▸ **BRIEF**
Pick every line from the data that holds the word "with".

▸ **DATA SHOWN**
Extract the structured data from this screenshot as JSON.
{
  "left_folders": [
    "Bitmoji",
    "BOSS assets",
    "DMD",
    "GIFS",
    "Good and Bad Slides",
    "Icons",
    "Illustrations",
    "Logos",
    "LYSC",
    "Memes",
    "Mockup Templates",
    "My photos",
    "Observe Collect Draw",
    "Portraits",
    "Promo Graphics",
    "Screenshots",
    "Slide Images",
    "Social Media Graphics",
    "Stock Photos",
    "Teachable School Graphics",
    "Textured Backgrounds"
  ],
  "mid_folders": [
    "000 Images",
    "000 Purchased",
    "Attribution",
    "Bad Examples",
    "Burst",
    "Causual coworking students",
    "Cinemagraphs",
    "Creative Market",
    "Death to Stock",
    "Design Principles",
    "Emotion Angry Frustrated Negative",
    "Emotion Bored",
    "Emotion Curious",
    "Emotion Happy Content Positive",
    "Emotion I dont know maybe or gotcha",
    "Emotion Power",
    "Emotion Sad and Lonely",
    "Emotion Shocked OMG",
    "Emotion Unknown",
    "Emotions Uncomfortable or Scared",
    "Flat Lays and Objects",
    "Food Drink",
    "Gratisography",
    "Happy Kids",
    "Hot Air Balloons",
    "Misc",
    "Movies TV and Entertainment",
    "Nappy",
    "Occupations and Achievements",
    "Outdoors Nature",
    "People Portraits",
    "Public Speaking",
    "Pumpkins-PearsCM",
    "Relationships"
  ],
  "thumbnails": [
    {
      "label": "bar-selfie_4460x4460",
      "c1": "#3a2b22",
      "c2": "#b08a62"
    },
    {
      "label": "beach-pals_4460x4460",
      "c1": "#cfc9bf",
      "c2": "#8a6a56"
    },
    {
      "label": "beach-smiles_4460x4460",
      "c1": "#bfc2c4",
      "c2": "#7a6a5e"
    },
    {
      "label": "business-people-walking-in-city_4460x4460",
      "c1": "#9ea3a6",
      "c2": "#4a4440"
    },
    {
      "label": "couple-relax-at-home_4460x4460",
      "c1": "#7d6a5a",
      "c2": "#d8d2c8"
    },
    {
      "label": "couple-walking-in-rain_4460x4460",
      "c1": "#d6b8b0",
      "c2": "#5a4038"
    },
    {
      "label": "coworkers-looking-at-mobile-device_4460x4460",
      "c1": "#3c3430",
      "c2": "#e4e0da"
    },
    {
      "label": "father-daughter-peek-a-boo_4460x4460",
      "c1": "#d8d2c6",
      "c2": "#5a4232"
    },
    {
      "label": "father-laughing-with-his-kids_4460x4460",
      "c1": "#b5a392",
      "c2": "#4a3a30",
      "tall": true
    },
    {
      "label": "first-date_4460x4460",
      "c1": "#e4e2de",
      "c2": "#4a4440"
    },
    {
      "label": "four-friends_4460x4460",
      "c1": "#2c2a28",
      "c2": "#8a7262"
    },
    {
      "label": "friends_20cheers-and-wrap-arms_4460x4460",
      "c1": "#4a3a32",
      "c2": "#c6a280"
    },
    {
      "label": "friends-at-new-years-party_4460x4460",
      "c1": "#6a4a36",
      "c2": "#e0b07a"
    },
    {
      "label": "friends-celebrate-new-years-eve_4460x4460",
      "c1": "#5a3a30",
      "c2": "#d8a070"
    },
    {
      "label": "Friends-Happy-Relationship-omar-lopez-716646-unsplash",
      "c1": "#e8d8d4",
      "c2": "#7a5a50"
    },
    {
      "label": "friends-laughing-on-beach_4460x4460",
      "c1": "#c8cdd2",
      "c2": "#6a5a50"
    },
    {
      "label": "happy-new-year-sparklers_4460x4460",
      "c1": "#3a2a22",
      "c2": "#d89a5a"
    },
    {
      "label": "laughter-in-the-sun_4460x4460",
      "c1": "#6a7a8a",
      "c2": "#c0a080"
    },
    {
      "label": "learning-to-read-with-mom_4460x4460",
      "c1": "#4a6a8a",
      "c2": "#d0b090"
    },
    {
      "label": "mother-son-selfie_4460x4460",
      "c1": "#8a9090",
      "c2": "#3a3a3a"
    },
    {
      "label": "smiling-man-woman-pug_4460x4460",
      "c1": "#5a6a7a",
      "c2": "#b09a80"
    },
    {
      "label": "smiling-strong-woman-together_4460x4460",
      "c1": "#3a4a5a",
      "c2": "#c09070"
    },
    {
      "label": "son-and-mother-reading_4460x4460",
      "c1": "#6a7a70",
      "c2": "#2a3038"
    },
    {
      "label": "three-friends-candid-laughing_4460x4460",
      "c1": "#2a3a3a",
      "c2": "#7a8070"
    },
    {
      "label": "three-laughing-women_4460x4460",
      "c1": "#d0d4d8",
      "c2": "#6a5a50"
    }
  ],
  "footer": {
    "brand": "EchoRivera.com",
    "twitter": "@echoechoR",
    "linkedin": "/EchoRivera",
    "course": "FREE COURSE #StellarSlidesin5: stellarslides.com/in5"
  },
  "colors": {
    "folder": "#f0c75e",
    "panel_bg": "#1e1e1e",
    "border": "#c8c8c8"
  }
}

▸ **WRITTEN RESPONSE**
      "label": "father-laughing-with-his-kids_4460x4460",
      "label": "learning-to-read-with-mom_4460x4460",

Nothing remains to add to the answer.